**THE REQUEST**
For the material that follows, list every line containing the word "right".

**DATA**
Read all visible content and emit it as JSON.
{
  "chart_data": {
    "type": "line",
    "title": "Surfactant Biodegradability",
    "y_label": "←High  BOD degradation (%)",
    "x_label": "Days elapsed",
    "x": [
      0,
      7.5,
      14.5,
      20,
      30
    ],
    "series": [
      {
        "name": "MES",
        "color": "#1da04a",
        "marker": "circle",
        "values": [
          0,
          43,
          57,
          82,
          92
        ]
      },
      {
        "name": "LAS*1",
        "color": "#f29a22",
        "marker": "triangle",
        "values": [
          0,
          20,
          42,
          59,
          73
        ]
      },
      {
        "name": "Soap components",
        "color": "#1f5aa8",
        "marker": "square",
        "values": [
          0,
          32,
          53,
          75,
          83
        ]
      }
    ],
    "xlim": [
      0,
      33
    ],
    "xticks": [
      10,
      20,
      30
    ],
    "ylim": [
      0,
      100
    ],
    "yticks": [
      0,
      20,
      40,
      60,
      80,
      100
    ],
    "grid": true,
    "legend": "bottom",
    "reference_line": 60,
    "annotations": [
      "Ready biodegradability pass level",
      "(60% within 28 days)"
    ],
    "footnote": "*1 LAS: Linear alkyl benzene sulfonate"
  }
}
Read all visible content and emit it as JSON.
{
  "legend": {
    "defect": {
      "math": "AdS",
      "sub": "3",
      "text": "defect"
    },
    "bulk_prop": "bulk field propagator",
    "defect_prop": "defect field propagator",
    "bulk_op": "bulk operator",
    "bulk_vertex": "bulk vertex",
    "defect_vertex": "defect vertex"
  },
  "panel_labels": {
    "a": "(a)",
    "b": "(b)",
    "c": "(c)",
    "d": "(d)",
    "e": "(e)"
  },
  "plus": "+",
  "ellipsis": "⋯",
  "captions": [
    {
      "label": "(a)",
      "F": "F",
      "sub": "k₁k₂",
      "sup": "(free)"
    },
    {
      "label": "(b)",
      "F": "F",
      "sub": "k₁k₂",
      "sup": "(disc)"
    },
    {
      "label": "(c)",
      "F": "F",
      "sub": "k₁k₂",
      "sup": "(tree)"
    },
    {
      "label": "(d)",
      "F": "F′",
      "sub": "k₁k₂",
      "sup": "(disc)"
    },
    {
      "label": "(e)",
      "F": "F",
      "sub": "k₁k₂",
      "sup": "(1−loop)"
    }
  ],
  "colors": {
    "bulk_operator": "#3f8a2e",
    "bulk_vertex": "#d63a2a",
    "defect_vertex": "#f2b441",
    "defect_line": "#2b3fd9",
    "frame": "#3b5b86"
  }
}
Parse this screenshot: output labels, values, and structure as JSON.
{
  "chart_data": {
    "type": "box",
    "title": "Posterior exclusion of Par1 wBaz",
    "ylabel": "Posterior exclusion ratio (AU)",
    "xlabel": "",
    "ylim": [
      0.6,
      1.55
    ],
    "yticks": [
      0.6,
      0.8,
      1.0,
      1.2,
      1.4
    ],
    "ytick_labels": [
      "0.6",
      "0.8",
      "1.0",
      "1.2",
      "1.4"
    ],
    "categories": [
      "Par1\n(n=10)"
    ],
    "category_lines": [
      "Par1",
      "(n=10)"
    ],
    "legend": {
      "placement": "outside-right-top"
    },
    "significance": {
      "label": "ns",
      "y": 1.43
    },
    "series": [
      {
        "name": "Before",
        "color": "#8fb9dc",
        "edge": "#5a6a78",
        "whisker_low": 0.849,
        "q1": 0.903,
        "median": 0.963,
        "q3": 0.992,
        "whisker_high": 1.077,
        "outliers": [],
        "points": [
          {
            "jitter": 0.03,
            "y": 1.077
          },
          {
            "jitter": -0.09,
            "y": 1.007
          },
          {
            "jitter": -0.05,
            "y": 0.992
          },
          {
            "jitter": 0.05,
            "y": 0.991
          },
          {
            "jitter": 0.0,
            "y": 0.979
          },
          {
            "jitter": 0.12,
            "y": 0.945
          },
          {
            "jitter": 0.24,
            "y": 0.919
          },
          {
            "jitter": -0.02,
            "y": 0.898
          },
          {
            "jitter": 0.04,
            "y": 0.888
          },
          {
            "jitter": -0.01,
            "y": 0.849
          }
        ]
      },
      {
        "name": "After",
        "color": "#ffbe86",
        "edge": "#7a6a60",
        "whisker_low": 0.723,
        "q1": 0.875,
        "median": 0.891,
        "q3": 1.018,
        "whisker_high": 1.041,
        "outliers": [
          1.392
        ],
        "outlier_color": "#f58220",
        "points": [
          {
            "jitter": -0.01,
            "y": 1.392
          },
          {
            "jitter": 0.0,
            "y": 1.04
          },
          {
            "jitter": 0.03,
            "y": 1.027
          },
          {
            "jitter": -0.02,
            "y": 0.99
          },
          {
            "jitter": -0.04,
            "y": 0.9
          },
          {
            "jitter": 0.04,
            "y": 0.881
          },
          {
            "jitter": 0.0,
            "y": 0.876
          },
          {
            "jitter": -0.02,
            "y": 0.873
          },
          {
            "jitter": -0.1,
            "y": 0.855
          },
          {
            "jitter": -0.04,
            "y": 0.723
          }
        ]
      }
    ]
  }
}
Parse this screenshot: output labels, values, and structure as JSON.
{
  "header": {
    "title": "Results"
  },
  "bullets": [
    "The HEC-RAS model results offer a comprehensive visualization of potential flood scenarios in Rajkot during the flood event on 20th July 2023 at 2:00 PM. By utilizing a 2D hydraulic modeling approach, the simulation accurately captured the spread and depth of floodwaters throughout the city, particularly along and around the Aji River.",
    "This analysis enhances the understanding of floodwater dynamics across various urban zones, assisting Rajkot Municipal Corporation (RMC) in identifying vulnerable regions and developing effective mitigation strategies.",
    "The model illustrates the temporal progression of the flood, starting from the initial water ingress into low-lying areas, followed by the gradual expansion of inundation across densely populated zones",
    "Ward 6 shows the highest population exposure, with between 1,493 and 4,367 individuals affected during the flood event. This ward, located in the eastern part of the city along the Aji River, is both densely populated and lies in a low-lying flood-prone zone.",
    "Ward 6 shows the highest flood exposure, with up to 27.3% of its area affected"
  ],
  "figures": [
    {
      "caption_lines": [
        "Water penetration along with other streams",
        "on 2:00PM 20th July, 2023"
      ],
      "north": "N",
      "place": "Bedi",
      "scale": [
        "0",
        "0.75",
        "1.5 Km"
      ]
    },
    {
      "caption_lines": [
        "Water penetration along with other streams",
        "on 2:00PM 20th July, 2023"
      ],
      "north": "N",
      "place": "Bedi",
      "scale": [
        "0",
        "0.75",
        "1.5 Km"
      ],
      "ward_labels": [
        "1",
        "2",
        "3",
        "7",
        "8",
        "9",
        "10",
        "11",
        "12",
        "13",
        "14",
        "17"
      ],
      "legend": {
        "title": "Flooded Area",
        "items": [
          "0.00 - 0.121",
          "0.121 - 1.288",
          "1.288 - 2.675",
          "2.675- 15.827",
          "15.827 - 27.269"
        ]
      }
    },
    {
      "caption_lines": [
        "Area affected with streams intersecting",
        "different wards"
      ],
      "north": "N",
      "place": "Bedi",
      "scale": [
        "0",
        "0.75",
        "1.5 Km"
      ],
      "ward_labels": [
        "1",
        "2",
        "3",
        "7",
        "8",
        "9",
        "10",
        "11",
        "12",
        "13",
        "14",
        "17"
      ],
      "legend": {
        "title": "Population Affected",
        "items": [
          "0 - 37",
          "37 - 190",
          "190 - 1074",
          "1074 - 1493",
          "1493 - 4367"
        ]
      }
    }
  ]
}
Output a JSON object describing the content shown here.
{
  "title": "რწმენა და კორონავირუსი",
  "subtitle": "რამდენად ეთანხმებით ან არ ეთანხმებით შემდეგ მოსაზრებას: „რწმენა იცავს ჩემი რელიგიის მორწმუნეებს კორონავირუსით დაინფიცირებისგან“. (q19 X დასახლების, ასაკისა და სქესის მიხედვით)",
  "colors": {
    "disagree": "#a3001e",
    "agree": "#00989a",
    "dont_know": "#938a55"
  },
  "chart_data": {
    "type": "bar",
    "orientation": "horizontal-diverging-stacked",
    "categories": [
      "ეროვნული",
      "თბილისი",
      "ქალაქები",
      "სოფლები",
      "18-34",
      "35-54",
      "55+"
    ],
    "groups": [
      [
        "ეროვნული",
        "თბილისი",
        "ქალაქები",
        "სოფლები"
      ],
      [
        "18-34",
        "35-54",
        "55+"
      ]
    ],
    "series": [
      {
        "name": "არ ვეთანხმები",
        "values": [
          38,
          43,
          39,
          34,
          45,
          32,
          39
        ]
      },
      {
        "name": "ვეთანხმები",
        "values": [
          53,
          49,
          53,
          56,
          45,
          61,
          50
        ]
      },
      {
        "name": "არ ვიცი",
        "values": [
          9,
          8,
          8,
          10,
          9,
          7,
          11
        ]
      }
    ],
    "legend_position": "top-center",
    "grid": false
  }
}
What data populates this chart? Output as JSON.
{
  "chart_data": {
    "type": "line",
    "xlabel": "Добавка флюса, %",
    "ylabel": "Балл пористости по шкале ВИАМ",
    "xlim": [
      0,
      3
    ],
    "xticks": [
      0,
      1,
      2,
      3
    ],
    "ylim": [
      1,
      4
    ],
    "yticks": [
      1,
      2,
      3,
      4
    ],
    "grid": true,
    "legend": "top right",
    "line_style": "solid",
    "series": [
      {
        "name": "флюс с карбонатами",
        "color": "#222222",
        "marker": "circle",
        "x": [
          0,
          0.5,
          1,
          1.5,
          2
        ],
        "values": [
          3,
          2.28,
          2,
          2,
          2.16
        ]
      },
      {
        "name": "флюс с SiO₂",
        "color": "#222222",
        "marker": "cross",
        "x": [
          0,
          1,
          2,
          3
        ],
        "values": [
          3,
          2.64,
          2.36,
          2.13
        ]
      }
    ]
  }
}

**SOLVED PROBLEM**
      "placement": "outside-right-top"
    "legend": "top right",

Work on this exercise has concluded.